§ **What you will do**
Every line below needs to be returned exactly as written.

§ **Data shown**
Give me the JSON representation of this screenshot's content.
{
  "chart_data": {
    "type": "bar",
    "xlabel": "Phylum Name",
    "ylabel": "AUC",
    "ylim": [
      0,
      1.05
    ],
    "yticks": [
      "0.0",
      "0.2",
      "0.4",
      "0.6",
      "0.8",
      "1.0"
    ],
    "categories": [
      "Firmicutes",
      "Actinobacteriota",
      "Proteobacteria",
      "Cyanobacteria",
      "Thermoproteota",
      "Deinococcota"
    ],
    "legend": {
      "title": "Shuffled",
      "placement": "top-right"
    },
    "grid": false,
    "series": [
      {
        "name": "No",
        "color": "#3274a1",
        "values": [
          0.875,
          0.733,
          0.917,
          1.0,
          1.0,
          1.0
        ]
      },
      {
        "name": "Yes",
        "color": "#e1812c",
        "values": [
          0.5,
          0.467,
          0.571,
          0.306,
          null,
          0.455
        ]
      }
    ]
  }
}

§ **Written solution**
Give me the JSON representation of this screenshot's content.
{
  "chart_data": {
    "type": "bar",
    "xlabel": "Phylum Name",
    "ylabel": "AUC",
    "ylim": [
      0,
      1.05
    ],
    "yticks": [
      "0.0",
      "0.2",
      "0.4",
      "0.6",
      "0.8",
      "1.0"
    ],
    "categories": [
      "Firmicutes",
      "Actinobacteriota",
      "Proteobacteria",
      "Cyanobacteria",
      "Thermoproteota",
      "Deinococcota"
    ],
    "legend": {
      "title": "Shuffled",
      "placement": "top-right"
    },
    "grid": false,
    "series": [
      {
        "name": "No",
        "color": "#3274a1",
        "values": [
          0.875,
          0.733,
          0.917,
          1.0,
          1.0,
          1.0
        ]
      },
      {
        "name": "Yes",
        "color": "#e1812c",
        "values": [
          0.5,
          0.467,
          0.571,
          0.306,
          null,
          0.455
        ]
      }
    ]
  }
}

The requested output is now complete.